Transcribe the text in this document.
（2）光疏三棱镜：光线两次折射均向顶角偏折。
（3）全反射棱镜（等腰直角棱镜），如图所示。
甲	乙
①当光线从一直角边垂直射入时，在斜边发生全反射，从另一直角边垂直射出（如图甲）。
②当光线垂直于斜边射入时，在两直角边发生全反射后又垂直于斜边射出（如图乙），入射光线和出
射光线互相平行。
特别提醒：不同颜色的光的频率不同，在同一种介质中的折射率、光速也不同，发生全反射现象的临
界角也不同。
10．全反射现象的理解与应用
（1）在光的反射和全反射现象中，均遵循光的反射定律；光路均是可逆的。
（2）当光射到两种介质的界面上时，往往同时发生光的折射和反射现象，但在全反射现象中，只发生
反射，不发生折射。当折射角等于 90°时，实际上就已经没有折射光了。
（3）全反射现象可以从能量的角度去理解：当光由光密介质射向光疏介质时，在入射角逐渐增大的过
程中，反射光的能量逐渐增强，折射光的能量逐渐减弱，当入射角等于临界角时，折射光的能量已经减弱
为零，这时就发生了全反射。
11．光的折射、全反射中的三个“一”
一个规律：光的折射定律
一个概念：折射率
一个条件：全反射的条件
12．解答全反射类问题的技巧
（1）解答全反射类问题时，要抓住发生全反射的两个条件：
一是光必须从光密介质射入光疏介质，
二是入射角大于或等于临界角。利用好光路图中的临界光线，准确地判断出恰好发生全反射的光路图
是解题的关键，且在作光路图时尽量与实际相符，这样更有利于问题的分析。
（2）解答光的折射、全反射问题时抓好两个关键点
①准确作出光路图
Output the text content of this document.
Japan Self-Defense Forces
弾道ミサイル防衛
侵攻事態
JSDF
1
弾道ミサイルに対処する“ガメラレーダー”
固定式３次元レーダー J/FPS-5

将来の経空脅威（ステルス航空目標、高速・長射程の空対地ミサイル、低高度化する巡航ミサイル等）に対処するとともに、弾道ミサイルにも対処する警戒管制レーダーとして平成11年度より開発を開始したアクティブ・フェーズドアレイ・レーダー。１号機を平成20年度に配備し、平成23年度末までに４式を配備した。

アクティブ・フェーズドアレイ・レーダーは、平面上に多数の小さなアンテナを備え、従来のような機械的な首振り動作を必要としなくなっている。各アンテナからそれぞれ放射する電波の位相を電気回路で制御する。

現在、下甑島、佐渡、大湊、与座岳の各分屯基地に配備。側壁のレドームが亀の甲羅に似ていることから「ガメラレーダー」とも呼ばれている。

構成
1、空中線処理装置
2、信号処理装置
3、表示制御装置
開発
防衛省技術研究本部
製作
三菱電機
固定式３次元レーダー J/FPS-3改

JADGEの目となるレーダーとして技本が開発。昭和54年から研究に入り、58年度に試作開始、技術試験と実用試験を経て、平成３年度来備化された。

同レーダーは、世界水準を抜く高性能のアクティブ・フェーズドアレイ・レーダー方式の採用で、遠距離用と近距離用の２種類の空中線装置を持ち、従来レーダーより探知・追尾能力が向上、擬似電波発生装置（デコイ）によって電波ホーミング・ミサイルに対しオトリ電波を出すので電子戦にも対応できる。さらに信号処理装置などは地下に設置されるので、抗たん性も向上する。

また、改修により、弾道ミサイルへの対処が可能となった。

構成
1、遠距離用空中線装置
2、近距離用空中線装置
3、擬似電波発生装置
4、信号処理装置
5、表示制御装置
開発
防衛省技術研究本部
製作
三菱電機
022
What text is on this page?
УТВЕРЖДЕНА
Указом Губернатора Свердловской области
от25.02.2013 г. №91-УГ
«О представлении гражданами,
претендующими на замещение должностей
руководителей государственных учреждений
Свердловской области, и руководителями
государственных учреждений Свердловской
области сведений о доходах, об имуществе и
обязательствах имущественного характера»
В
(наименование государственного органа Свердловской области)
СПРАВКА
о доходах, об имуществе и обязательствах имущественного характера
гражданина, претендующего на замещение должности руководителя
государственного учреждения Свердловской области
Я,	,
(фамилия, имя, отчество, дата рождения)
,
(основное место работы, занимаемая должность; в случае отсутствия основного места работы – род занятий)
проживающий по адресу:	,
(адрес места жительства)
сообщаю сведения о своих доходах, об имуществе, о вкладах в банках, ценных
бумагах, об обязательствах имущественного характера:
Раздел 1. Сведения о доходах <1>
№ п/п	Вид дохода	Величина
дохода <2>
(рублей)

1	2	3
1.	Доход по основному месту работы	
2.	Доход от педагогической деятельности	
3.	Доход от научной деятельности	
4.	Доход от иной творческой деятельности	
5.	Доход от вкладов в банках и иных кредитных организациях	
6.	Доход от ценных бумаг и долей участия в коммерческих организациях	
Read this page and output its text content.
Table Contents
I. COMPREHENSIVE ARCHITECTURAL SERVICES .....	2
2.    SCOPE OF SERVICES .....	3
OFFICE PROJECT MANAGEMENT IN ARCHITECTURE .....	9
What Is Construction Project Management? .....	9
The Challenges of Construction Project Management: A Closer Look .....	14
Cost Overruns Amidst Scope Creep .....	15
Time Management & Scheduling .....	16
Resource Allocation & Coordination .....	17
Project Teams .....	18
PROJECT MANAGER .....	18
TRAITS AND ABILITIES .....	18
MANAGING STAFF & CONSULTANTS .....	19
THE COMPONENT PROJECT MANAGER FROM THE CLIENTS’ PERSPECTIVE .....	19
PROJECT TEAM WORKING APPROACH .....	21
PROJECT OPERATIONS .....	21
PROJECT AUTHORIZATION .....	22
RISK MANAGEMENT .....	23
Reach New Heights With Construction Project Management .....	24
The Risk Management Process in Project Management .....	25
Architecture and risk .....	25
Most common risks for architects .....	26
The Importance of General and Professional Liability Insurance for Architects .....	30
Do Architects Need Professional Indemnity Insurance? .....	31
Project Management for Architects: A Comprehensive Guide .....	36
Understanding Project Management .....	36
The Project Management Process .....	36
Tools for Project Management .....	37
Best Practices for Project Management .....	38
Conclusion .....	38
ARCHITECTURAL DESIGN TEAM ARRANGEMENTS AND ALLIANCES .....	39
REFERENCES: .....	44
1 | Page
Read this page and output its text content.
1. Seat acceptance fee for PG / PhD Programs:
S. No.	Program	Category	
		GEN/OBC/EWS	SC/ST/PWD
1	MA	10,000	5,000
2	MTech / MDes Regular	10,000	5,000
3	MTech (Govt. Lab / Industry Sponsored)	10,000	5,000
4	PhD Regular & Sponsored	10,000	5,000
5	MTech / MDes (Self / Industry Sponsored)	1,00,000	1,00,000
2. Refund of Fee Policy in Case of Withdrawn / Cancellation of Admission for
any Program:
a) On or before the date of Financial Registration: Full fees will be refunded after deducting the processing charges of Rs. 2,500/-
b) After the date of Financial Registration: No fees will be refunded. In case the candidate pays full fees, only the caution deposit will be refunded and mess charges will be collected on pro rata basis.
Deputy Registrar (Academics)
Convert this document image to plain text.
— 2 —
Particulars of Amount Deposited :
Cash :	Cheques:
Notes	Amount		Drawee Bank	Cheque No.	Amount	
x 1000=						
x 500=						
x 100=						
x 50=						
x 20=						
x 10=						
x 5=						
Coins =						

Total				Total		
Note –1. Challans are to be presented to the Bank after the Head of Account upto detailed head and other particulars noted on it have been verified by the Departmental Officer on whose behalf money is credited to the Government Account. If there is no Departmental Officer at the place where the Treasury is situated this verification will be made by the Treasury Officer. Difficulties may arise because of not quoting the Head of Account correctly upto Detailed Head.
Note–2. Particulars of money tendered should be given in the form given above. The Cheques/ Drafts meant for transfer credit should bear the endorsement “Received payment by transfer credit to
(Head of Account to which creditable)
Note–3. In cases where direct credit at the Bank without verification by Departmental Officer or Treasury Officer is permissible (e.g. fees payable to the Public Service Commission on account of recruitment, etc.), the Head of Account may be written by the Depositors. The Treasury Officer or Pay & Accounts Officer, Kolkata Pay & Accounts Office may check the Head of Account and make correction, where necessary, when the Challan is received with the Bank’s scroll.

# # #

■ INSTRUCTION: Go over the records above and tally the lines with the word "Registration" in them. Give the number alone.

■ FULL SOLUTION: 2